▸ PASSAGE
___
By reducing the loss of soil moisture, mulches lessen the frequency of watering, and garden vegetables suffer less in dry periods. Organic mulches also increase the water absorption rate of soils. The reduced soil temperatures under organic mulches encourage root growth in the upper soil layer where there is more oxygen and fertilizer.
Apply organic mulches to warm-season vegetables when the soil has warmed sufficiently for good plant growth and when plants are established and large enough that they won’t be covered. The soil should be weed-free, recently cultivated, and contain plenty of moisture. Mulching warm-season vegetables early in the growing season makes them susceptible to frost injury by preventing soil warming and by insulating plants from any warmth in the soil. Organic mulches are also beneficial when applied to cool-season vegetables like broccoli, cabbage, and English peas in midspring because they help to keep the soil from rapid warming and drying and can extend the growing season.
___
▸ RECORD EXCERPTS

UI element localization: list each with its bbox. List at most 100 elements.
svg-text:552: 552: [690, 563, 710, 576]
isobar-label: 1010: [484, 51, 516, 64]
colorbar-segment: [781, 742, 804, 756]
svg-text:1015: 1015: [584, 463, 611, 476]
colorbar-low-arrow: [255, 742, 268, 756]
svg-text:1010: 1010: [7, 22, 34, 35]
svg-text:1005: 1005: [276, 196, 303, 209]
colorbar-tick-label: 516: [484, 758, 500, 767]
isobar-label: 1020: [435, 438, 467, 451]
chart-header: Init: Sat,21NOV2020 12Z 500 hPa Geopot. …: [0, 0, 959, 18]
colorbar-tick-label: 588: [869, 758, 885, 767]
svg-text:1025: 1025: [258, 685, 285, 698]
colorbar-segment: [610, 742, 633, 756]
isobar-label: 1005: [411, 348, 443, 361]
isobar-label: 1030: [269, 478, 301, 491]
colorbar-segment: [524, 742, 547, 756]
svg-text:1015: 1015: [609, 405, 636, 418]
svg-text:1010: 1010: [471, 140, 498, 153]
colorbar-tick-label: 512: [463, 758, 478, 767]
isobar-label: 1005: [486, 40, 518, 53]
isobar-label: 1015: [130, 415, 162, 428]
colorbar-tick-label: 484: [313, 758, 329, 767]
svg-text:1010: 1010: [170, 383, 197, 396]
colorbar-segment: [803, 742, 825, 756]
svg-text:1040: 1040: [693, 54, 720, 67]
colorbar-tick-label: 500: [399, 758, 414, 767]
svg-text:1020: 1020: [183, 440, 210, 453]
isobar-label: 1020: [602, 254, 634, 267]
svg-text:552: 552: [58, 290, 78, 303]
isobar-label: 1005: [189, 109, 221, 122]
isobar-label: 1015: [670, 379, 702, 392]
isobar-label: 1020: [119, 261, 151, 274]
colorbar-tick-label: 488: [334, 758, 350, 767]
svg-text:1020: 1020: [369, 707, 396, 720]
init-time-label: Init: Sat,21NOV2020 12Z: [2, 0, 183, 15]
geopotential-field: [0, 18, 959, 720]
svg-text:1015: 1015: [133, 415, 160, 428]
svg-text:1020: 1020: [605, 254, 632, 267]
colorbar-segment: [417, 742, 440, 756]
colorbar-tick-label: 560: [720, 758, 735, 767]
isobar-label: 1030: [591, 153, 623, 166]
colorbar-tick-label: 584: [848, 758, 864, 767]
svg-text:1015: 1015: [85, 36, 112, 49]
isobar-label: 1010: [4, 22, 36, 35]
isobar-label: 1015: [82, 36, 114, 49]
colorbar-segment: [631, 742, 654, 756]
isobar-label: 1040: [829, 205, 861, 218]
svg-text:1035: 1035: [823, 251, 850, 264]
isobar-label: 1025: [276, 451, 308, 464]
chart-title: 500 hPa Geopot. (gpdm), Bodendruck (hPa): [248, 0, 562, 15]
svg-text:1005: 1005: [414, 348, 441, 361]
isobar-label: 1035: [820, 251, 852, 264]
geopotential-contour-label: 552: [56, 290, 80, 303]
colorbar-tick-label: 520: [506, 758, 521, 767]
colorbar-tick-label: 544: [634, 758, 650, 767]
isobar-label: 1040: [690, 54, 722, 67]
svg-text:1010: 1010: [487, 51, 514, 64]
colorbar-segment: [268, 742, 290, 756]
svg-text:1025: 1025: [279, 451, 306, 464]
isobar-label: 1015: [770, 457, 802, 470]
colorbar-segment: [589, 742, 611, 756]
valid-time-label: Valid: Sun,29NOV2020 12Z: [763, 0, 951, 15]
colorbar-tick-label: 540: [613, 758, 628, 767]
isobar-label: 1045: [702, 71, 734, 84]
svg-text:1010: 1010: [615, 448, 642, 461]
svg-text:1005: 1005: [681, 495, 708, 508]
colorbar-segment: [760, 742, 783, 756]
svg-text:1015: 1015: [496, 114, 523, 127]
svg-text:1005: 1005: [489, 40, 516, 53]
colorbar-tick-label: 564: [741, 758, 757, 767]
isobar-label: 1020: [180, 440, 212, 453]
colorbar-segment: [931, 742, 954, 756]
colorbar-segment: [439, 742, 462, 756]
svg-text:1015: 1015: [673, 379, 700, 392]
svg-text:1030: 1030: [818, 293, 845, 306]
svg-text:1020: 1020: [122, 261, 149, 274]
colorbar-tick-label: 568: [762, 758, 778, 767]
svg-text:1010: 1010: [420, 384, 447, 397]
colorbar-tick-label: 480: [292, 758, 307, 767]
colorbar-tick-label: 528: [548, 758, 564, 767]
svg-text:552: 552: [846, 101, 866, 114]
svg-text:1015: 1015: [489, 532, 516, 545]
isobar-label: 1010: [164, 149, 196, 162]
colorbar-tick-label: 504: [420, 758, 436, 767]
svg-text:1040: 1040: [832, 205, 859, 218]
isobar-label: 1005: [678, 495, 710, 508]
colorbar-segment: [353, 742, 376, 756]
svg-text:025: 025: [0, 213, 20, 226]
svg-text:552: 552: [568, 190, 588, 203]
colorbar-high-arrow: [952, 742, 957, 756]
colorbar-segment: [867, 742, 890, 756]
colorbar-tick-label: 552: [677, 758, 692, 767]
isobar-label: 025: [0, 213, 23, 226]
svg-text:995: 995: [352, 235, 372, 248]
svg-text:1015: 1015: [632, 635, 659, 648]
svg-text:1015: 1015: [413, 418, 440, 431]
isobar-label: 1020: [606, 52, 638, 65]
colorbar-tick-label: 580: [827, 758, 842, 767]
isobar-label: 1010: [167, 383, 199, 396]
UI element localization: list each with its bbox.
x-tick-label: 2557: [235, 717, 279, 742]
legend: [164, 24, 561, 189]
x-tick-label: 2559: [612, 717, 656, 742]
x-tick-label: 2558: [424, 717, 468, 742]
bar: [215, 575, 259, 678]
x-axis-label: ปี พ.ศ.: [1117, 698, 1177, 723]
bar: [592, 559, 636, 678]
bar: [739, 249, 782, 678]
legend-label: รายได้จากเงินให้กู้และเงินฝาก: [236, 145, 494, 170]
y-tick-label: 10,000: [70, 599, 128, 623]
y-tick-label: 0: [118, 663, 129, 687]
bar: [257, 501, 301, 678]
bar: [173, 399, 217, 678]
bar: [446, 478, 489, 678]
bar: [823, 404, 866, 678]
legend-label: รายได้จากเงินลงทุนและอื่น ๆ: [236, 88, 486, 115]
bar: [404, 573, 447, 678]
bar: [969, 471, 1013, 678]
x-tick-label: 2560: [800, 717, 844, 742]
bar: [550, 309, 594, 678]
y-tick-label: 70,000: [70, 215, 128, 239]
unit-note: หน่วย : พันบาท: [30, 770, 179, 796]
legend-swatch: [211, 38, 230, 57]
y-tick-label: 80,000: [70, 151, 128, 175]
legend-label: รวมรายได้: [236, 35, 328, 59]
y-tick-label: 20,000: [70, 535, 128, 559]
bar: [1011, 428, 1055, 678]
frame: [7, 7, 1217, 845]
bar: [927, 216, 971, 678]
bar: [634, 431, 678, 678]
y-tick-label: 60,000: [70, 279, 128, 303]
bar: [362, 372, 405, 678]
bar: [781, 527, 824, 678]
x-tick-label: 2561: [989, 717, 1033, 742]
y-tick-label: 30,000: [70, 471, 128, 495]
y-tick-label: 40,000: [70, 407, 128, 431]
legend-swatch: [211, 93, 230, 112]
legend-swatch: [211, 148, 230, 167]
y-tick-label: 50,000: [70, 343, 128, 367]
___
▸ QUESTIONS TO ANSWER
(A) In the passage on mulching garden vegetables, what does mulching warm-season vegetables early in the growing season make them susceptible to?
(B) Go on with the passage about mulching garden vegetables, starting after its last sentence.

▸ EXERCISE ANSWERS
(A) Frost injury.

(B)
Synthetic mulch: Plastic mulches are springtime mulches. They help warm the soil, permitting early planting; promote rapid growth; provide for early harvest; and provide weed control. Plastic mulches reduce loss of soil moisture and protect vegetable plant fruit and leaves from soil-borne diseases. Black plastic is the most commonly used synthetic mulch. It is widely available, relatively inexpensive, and comes in various widths and lengths. Use plastic with a thickness of 1½ mils (.0015 inches). Clear plastic warms soil more rapidly than black plastic, but weed seeds germinate under clear plastic, so it should not be used.
Warm-season vegetables like cucumbers, melons, squash, tomatoes, peppers, and eggplant grow better and produce more when grown on black plastic mulch than when grown on bare soil. Transplants can be set through plastic mulch by cutting holes with a sharpened bulb planter. Use the same tool to plant seeds of widely spaced vegetables like squash and melons.
While frequently used with warm-season vegetables, plastic mulch can be used with cool-season vegetables like cabbage, broccoli, and cauliflower to promote early growth. Plastic mulch is not used with vegetables that are closely spaced in the rows.
Newspaper: Newspaper is an organic material, but as a manufactured product it may be thought of differently from other organic mulches. Newspaper makes a good mulch when you use a thickness of several sheets. Hold newspaper to the soil surface with soil, sticks, or coat hanger wires. Apply newspaper mulch after plants are established. Like other organic mulches, newspaper decomposes rapidly and adds organic matter to the soil.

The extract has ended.